What is needed> Every line of the material that follows must be printed again exactly.

Provided entries>
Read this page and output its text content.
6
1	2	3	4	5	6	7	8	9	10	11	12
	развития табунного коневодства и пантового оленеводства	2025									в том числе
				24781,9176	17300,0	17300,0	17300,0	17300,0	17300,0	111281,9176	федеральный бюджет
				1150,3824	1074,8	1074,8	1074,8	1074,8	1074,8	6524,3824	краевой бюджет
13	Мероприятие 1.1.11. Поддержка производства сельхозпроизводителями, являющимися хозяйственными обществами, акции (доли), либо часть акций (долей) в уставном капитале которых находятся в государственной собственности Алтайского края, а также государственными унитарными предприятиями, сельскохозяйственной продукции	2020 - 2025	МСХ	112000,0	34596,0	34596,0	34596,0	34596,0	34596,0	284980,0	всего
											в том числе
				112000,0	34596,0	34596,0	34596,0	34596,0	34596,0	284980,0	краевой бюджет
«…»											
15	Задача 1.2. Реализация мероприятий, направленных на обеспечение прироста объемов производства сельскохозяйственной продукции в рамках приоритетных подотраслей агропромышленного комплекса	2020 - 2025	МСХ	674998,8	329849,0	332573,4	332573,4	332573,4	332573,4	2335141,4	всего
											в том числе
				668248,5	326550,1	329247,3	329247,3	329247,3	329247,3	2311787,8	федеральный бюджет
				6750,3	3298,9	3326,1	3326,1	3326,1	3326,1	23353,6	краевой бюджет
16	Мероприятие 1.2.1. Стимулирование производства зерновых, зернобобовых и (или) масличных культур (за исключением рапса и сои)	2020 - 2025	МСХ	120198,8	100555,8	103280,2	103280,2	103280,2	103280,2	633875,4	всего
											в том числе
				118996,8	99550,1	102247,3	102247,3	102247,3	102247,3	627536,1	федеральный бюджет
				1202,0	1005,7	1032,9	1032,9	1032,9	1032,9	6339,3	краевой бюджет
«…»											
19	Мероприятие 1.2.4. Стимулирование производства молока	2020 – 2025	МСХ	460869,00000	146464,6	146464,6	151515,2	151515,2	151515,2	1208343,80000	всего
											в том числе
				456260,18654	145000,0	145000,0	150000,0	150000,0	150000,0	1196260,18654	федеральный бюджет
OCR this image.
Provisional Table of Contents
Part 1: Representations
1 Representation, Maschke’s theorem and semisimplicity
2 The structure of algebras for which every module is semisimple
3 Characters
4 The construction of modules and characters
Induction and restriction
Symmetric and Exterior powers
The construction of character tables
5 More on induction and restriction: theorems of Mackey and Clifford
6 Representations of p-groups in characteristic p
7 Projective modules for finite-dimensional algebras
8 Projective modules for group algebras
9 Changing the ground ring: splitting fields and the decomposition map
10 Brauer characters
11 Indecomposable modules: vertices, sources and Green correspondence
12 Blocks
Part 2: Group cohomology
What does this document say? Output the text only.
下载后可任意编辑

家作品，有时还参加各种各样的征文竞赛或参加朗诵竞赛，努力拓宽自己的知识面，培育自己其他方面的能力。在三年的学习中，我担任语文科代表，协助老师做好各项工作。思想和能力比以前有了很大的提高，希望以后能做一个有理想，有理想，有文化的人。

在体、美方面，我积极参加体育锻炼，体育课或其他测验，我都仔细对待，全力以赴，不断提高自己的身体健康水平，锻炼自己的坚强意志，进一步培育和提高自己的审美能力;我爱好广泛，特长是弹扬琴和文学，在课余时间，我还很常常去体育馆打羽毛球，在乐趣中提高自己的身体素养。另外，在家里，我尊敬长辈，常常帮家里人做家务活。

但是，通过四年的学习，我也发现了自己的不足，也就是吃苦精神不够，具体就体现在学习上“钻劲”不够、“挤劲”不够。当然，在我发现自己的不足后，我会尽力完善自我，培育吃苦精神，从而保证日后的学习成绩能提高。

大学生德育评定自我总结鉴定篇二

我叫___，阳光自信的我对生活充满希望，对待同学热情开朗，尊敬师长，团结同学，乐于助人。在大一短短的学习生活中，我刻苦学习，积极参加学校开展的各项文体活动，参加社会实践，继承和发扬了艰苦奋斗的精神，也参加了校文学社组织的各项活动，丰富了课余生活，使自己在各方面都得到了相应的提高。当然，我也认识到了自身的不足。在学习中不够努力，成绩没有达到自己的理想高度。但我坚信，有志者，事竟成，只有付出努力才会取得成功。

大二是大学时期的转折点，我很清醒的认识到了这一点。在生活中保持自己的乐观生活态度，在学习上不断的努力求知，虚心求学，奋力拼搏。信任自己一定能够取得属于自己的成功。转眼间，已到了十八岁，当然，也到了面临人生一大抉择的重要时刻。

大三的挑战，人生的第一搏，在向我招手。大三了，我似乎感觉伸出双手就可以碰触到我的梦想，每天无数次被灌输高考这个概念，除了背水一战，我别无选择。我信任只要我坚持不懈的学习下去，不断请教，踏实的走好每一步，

Expected output>
Read this page and output its text content.
6
1	2	3	4	5	6	7	8	9	10	11	12
	развития табунного коневодства и пантового оленеводства	2025									в том числе
				24781,9176	17300,0	17300,0	17300,0	17300,0	17300,0	111281,9176	федеральный бюджет
				1150,3824	1074,8	1074,8	1074,8	1074,8	1074,8	6524,3824	краевой бюджет
13	Мероприятие 1.1.11. Поддержка производства сельхозпроизводителями, являющимися хозяйственными обществами, акции (доли), либо часть акций (долей) в уставном капитале которых находятся в государственной собственности Алтайского края, а также государственными унитарными предприятиями, сельскохозяйственной продукции	2020 - 2025	МСХ	112000,0	34596,0	34596,0	34596,0	34596,0	34596,0	284980,0	всего
											в том числе
				112000,0	34596,0	34596,0	34596,0	34596,0	34596,0	284980,0	краевой бюджет
«…»											
15	Задача 1.2. Реализация мероприятий, направленных на обеспечение прироста объемов производства сельскохозяйственной продукции в рамках приоритетных подотраслей агропромышленного комплекса	2020 - 2025	МСХ	674998,8	329849,0	332573,4	332573,4	332573,4	332573,4	2335141,4	всего
											в том числе
				668248,5	326550,1	329247,3	329247,3	329247,3	329247,3	2311787,8	федеральный бюджет
				6750,3	3298,9	3326,1	3326,1	3326,1	3326,1	23353,6	краевой бюджет
16	Мероприятие 1.2.1. Стимулирование производства зерновых, зернобобовых и (или) масличных культур (за исключением рапса и сои)	2020 - 2025	МСХ	120198,8	100555,8	103280,2	103280,2	103280,2	103280,2	633875,4	всего
											в том числе
				118996,8	99550,1	102247,3	102247,3	102247,3	102247,3	627536,1	федеральный бюджет
				1202,0	1005,7	1032,9	1032,9	1032,9	1032,9	6339,3	краевой бюджет
«…»											
19	Мероприятие 1.2.4. Стимулирование производства молока	2020 – 2025	МСХ	460869,00000	146464,6	146464,6	151515,2	151515,2	151515,2	1208343,80000	всего
											в том числе
				456260,18654	145000,0	145000,0	150000,0	150000,0	150000,0	1196260,18654	федеральный бюджет
OCR this image.
Provisional Table of Contents
Part 1: Representations
1 Representation, Maschke’s theorem and semisimplicity
2 The structure of algebras for which every module is semisimple
3 Characters
4 The construction of modules and characters
Induction and restriction
Symmetric and Exterior powers
The construction of character tables
5 More on induction and restriction: theorems of Mackey and Clifford
6 Representations of p-groups in characteristic p
7 Projective modules for finite-dimensional algebras
8 Projective modules for group algebras
9 Changing the ground ring: splitting fields and the decomposition map
10 Brauer characters
11 Indecomposable modules: vertices, sources and Green correspondence
12 Blocks
Part 2: Group cohomology
What does this document say? Output the text only.
下载后可任意编辑

家作品，有时还参加各种各样的征文竞赛或参加朗诵竞赛，努力拓宽自己的知识面，培育自己其他方面的能力。在三年的学习中，我担任语文科代表，协助老师做好各项工作。思想和能力比以前有了很大的提高，希望以后能做一个有理想，有理想，有文化的人。

在体、美方面，我积极参加体育锻炼，体育课或其他测验，我都仔细对待，全力以赴，不断提高自己的身体健康水平，锻炼自己的坚强意志，进一步培育和提高自己的审美能力;我爱好广泛，特长是弹扬琴和文学，在课余时间，我还很常常去体育馆打羽毛球，在乐趣中提高自己的身体素养。另外，在家里，我尊敬长辈，常常帮家里人做家务活。

但是，通过四年的学习，我也发现了自己的不足，也就是吃苦精神不够，具体就体现在学习上“钻劲”不够、“挤劲”不够。当然，在我发现自己的不足后，我会尽力完善自我，培育吃苦精神，从而保证日后的学习成绩能提高。

大学生德育评定自我总结鉴定篇二

我叫___，阳光自信的我对生活充满希望，对待同学热情开朗，尊敬师长，团结同学，乐于助人。在大一短短的学习生活中，我刻苦学习，积极参加学校开展的各项文体活动，参加社会实践，继承和发扬了艰苦奋斗的精神，也参加了校文学社组织的各项活动，丰富了课余生活，使自己在各方面都得到了相应的提高。当然，我也认识到了自身的不足。在学习中不够努力，成绩没有达到自己的理想高度。但我坚信，有志者，事竟成，只有付出努力才会取得成功。

大二是大学时期的转折点，我很清醒的认识到了这一点。在生活中保持自己的乐观生活态度，在学习上不断的努力求知，虚心求学，奋力拼搏。信任自己一定能够取得属于自己的成功。转眼间，已到了十八岁，当然，也到了面临人生一大抉择的重要时刻。

大三的挑战，人生的第一搏，在向我招手。大三了，我似乎感觉伸出双手就可以碰触到我的梦想，每天无数次被灌输高考这个概念，除了背水一战，我别无选择。我信任只要我坚持不懈的学习下去，不断请教，踏实的走好每一步，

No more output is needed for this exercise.